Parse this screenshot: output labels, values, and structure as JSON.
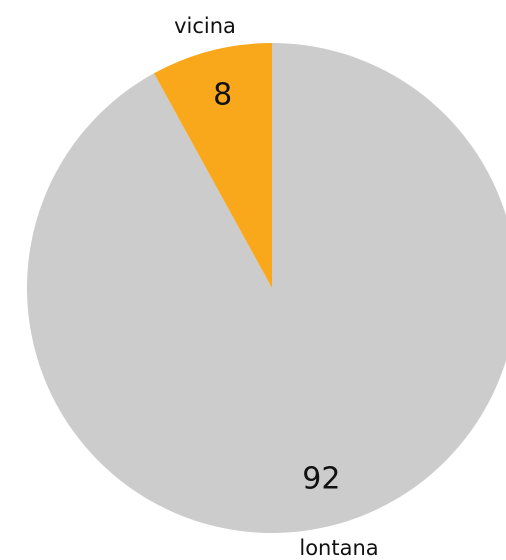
{
  "chart_data": {
    "type": "pie",
    "categories": [
      "lontana",
      "vicina"
    ],
    "values": [
      92,
      8
    ],
    "colors": [
      "#cccccc",
      "#f9a81b"
    ]
  }
}
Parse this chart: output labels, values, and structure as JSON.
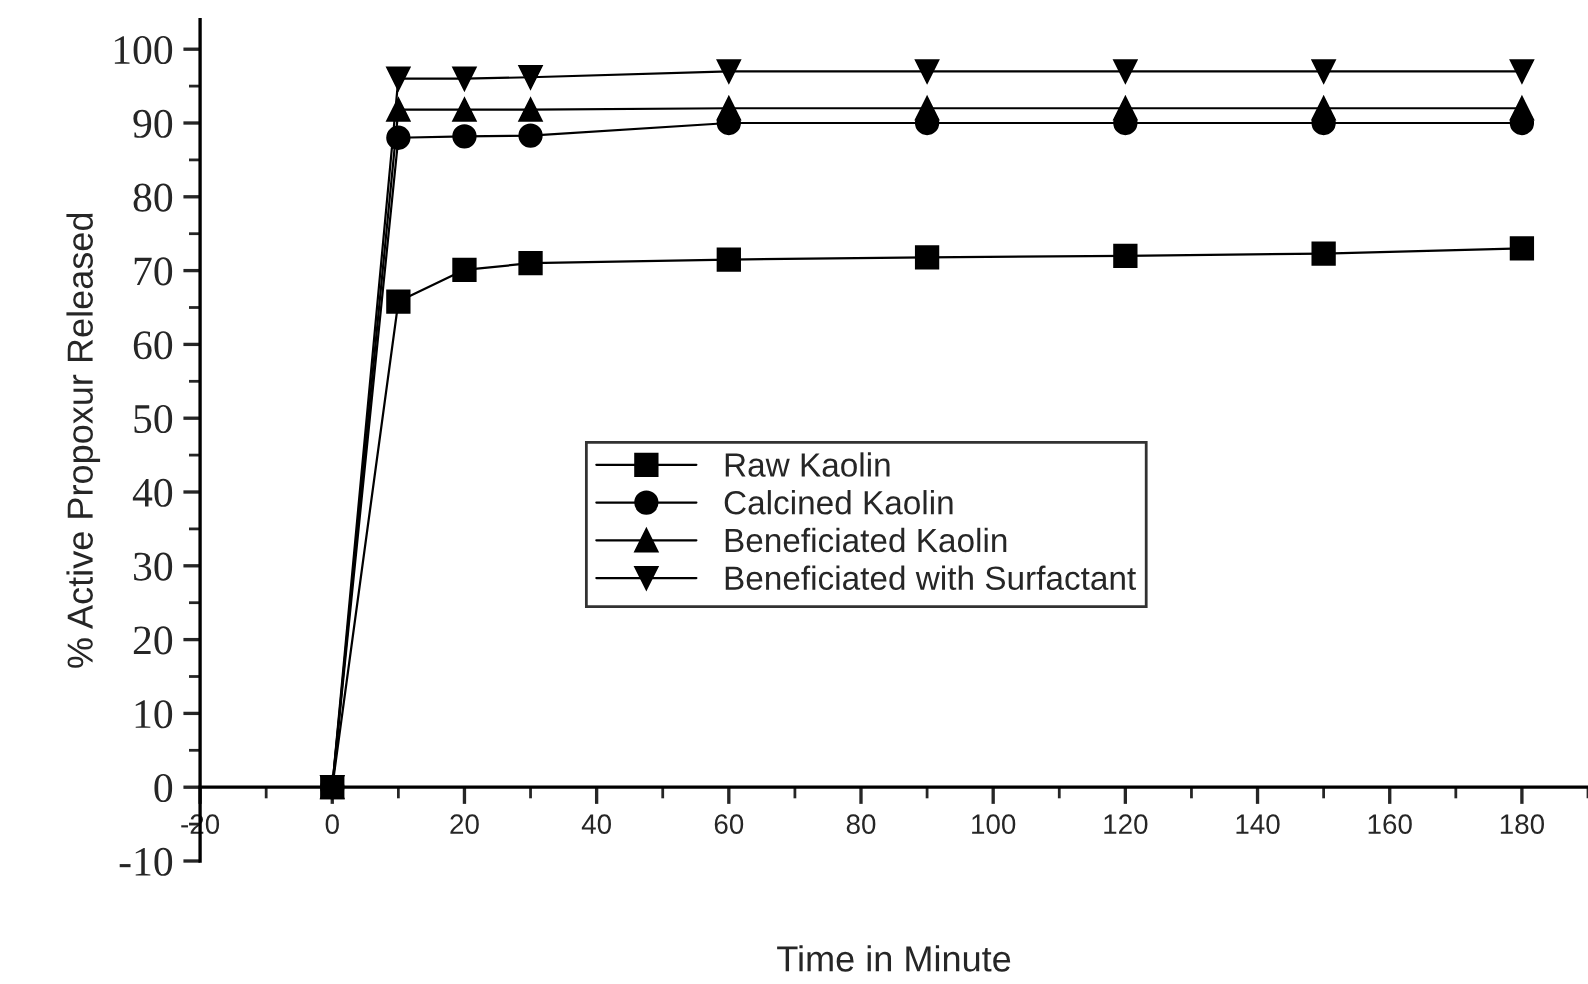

- - -

• **Exercise prompt**
Repeat each entry above word for word, leaving every picture out.

• **Final result**
Parse this screenshot: output labels, values, and structure as JSON.
{
  "chart_data": {
    "type": "pie",
    "categories": [
      "lontana",
      "vicina"
    ],
    "values": [
      92,
      8
    ],
    "colors": [
      "#cccccc",
      "#f9a81b"
    ]
  }
}
Parse this chart: output labels, values, and structure as JSON.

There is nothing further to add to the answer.